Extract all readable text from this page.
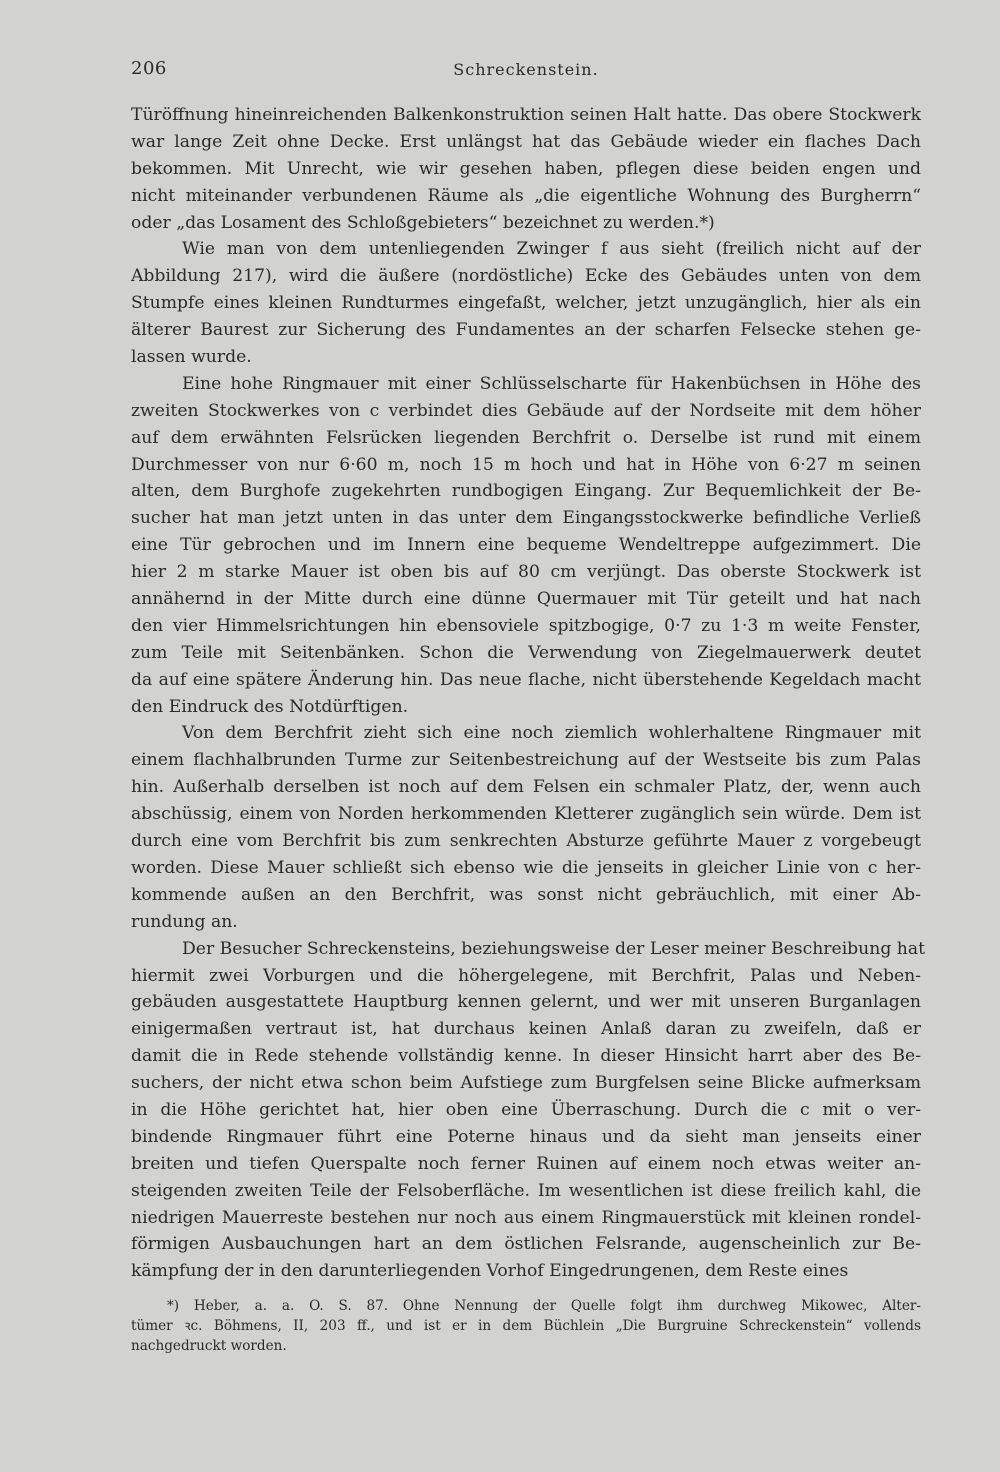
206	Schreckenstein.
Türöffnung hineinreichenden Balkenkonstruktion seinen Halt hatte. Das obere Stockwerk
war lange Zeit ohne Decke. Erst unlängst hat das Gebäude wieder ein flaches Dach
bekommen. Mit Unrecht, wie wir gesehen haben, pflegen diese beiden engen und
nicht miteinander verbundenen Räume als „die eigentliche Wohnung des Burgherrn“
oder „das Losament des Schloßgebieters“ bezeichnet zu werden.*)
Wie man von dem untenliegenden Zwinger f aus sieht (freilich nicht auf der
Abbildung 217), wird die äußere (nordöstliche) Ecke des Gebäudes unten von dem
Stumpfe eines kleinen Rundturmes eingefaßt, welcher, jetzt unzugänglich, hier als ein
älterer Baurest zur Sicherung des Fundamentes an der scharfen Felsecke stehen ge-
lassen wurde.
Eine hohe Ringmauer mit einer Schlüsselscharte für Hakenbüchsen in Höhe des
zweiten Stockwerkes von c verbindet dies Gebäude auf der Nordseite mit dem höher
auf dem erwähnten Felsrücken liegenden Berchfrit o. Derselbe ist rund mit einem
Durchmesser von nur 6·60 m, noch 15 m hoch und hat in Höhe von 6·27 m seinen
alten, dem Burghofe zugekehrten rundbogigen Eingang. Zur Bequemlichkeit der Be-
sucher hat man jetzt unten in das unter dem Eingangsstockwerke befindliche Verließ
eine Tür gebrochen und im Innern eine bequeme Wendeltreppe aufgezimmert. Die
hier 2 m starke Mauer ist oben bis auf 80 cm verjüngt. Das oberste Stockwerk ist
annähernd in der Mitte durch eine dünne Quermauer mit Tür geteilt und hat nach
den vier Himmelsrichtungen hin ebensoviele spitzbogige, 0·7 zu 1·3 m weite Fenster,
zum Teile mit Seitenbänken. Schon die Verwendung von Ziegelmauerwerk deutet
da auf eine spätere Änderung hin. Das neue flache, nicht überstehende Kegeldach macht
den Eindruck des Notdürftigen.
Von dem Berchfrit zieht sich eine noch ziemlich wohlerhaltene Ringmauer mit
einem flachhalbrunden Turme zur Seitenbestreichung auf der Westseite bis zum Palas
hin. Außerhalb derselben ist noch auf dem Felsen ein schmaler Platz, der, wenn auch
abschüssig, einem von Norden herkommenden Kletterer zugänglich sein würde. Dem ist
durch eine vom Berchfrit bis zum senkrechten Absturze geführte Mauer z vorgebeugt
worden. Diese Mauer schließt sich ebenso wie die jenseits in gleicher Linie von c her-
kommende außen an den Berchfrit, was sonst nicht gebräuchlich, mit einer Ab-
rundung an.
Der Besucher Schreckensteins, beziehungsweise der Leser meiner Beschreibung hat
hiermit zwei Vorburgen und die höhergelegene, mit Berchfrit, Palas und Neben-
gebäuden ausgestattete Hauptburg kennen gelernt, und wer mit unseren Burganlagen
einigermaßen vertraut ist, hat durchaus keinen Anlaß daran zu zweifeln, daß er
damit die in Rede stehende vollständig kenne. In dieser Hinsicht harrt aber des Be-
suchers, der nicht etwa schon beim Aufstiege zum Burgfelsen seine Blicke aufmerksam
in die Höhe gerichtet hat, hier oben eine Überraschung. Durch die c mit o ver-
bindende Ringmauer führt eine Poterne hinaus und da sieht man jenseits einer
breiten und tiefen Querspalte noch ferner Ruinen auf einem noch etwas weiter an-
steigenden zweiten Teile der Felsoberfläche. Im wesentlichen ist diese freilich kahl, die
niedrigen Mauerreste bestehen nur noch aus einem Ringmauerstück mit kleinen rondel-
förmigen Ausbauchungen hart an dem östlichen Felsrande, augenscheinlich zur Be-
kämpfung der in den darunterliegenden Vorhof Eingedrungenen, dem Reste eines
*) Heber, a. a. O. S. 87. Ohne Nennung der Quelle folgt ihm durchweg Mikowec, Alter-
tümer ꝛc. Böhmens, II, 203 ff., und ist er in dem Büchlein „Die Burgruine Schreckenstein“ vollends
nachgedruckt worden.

################

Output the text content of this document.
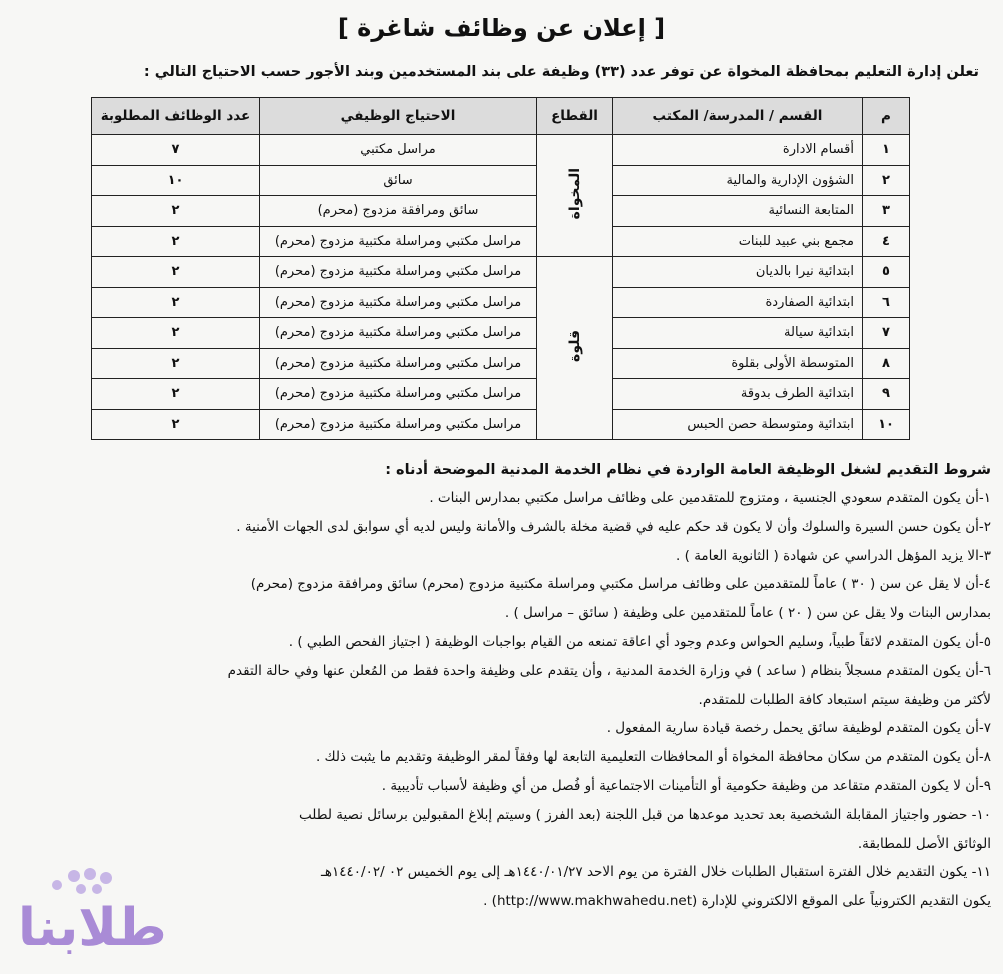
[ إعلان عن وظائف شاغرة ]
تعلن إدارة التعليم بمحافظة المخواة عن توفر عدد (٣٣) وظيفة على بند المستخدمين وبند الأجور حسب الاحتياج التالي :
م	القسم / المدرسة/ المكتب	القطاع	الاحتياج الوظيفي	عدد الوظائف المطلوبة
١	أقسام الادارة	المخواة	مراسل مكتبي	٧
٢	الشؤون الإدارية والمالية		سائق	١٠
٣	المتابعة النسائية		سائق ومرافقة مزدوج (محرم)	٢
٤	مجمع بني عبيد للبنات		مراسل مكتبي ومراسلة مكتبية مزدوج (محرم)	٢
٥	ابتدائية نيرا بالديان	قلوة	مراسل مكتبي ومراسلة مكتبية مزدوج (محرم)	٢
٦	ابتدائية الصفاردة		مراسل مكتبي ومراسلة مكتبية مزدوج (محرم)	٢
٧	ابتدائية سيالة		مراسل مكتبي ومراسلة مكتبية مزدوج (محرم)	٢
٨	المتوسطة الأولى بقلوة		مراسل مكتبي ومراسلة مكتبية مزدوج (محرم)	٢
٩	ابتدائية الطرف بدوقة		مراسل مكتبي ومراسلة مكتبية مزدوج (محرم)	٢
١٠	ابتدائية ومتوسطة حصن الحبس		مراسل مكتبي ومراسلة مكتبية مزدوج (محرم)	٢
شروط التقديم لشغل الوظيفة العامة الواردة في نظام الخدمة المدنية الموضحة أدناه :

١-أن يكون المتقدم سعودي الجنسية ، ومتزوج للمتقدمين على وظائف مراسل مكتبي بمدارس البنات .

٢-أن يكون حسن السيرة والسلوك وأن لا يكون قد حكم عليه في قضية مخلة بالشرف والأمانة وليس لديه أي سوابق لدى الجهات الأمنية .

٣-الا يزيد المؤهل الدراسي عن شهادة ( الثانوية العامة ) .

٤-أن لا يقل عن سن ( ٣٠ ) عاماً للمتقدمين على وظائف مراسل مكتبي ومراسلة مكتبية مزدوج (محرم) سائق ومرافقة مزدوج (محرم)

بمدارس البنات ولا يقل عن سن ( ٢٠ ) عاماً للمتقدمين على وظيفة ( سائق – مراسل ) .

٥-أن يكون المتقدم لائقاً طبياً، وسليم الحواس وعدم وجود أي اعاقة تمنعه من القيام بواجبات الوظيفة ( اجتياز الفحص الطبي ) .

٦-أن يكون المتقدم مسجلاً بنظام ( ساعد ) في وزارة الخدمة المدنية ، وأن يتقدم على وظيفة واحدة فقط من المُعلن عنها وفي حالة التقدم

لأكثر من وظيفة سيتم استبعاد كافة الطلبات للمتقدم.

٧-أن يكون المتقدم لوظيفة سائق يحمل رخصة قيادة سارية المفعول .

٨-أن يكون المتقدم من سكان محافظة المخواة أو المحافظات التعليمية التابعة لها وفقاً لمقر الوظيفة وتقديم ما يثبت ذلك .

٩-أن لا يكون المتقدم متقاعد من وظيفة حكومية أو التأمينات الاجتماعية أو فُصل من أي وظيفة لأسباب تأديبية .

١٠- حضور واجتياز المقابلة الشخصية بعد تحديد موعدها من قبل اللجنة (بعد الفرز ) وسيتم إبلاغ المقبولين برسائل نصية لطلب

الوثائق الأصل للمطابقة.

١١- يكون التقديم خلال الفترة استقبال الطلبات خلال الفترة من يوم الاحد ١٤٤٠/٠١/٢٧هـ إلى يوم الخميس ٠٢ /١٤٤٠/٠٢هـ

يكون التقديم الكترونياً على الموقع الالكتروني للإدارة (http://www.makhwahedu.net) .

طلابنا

################

> [Set exercise]: In the listing, find each line with the string "المدنية" and copy it.

> [The solution]:
شروط التقديم لشغل الوظيفة العامة الواردة في نظام الخدمة المدنية الموضحة أدناه :
٦-أن يكون المتقدم مسجلاً بنظام ( ساعد ) في وزارة الخدمة المدنية ، وأن يتقدم على وظيفة واحدة فقط من المُعلن عنها وفي حالة التقدم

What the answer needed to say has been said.